**EXERCISE DETAILS**: Leave out every picture, and restate word for word only the lines from the one containing "What's the underlying" through the end of the material.

++++ GIVEN RECORDS

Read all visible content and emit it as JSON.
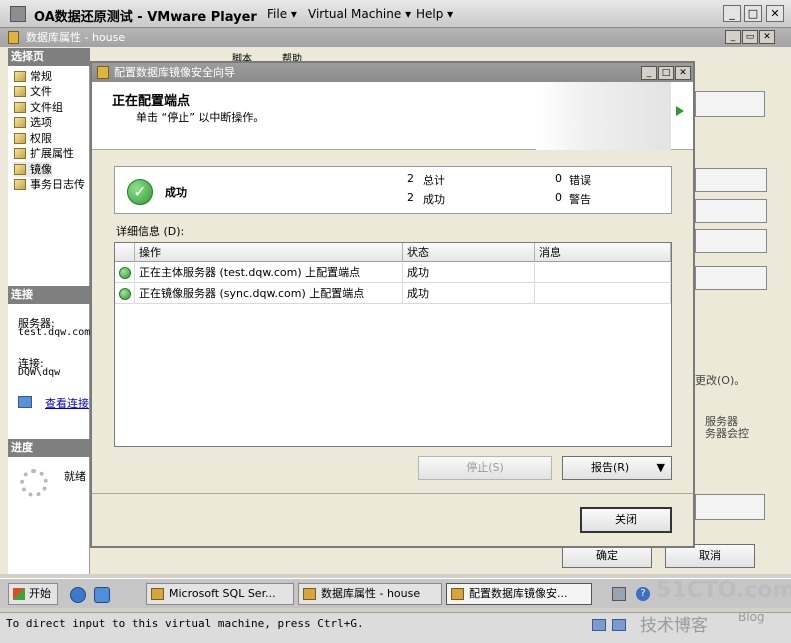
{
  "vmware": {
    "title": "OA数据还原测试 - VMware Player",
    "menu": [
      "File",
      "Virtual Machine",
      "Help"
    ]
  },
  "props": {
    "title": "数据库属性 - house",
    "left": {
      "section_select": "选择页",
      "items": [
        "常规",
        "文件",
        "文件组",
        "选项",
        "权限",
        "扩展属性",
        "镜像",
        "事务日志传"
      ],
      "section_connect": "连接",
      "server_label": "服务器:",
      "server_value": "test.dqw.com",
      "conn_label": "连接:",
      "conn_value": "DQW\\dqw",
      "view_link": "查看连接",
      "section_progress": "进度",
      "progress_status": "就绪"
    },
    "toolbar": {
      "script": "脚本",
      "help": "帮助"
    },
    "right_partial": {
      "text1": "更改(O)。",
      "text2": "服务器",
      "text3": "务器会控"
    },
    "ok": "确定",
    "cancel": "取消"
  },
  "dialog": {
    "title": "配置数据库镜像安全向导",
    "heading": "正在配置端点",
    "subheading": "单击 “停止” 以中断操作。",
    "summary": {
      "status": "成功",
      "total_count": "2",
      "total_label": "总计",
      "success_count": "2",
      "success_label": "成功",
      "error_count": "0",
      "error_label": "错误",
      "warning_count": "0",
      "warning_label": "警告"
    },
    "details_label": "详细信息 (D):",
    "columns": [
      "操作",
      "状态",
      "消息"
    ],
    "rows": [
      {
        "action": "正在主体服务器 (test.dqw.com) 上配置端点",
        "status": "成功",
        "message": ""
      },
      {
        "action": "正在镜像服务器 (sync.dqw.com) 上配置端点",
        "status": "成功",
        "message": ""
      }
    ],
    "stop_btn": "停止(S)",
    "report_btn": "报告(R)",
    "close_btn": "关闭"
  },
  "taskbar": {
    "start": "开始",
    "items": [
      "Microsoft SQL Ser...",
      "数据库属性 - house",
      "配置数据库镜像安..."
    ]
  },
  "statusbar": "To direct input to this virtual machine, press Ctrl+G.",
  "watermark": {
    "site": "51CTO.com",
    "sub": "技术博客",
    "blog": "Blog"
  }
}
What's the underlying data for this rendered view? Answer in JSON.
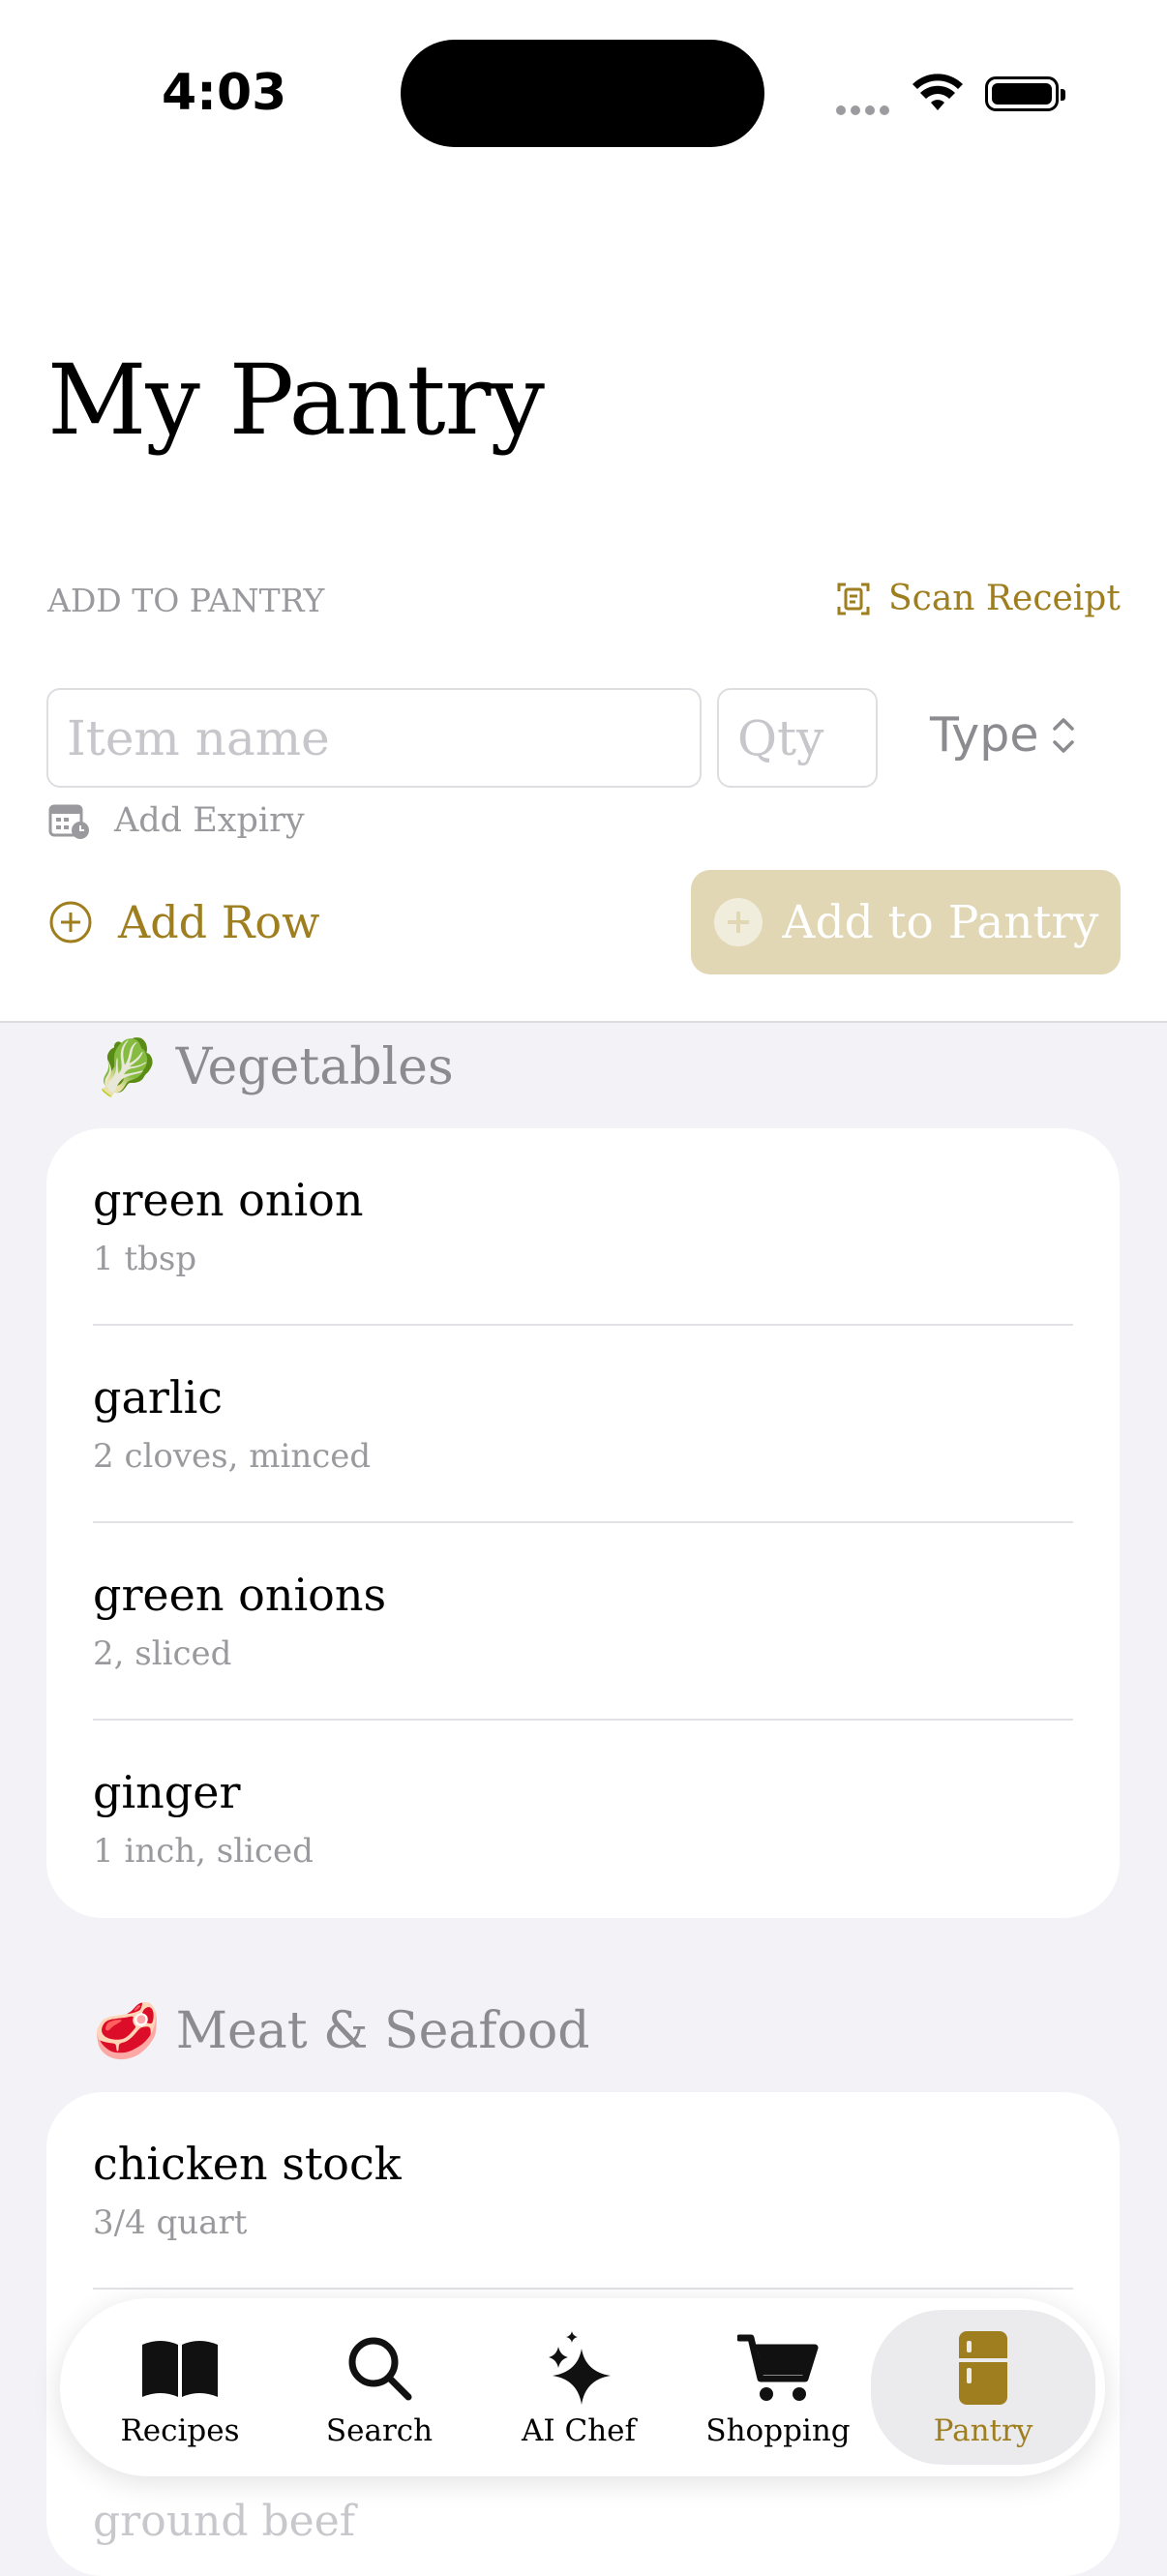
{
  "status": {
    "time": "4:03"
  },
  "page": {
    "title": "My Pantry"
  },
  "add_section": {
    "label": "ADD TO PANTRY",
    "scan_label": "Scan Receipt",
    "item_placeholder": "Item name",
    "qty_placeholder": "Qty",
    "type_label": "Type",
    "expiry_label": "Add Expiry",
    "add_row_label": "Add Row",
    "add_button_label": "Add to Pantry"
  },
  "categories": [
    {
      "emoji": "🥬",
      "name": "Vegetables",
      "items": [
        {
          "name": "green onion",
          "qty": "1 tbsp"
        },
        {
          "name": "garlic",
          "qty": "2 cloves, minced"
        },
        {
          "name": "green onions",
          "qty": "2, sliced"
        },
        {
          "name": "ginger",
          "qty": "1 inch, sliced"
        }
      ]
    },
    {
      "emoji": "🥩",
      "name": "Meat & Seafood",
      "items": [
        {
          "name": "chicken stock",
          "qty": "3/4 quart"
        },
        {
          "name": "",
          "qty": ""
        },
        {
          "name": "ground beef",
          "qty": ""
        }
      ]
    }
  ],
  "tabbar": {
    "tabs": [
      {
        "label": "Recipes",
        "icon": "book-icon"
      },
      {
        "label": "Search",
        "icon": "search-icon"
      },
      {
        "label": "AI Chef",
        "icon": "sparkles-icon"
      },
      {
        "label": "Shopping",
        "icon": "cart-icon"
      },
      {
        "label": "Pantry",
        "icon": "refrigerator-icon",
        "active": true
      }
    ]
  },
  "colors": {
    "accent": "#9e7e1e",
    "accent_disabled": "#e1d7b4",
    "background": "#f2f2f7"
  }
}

++++++++

**RESULT FOR THIS EXERCISE**:
What's the underlying data for this rendered view? Answer in JSON.
{
  "status": {
    "time": "4:03"
  },
  "page": {
    "title": "My Pantry"
  },
  "add_section": {
    "label": "ADD TO PANTRY",
    "scan_label": "Scan Receipt",
    "item_placeholder": "Item name",
    "qty_placeholder": "Qty",
    "type_label": "Type",
    "expiry_label": "Add Expiry",
    "add_row_label": "Add Row",
    "add_button_label": "Add to Pantry"
  },
  "categories": [
    {
      "emoji": "🥬",
      "name": "Vegetables",
      "items": [
        {
          "name": "green onion",
          "qty": "1 tbsp"
        },
        {
          "name": "garlic",
          "qty": "2 cloves, minced"
        },
        {
          "name": "green onions",
          "qty": "2, sliced"
        },
        {
          "name": "ginger",
          "qty": "1 inch, sliced"
        }
      ]
    },
    {
      "emoji": "🥩",
      "name": "Meat & Seafood",
      "items": [
        {
          "name": "chicken stock",
          "qty": "3/4 quart"
        },
        {
          "name": "",
          "qty": ""
        },
        {
          "name": "ground beef",
          "qty": ""
        }
      ]
    }
  ],
  "tabbar": {
    "tabs": [
      {
        "label": "Recipes",
        "icon": "book-icon"
      },
      {
        "label": "Search",
        "icon": "search-icon"
      },
      {
        "label": "AI Chef",
        "icon": "sparkles-icon"
      },
      {
        "label": "Shopping",
        "icon": "cart-icon"
      },
      {
        "label": "Pantry",
        "icon": "refrigerator-icon",
        "active": true
      }
    ]
  },
  "colors": {
    "accent": "#9e7e1e",
    "accent_disabled": "#e1d7b4",
    "background": "#f2f2f7"
  }
}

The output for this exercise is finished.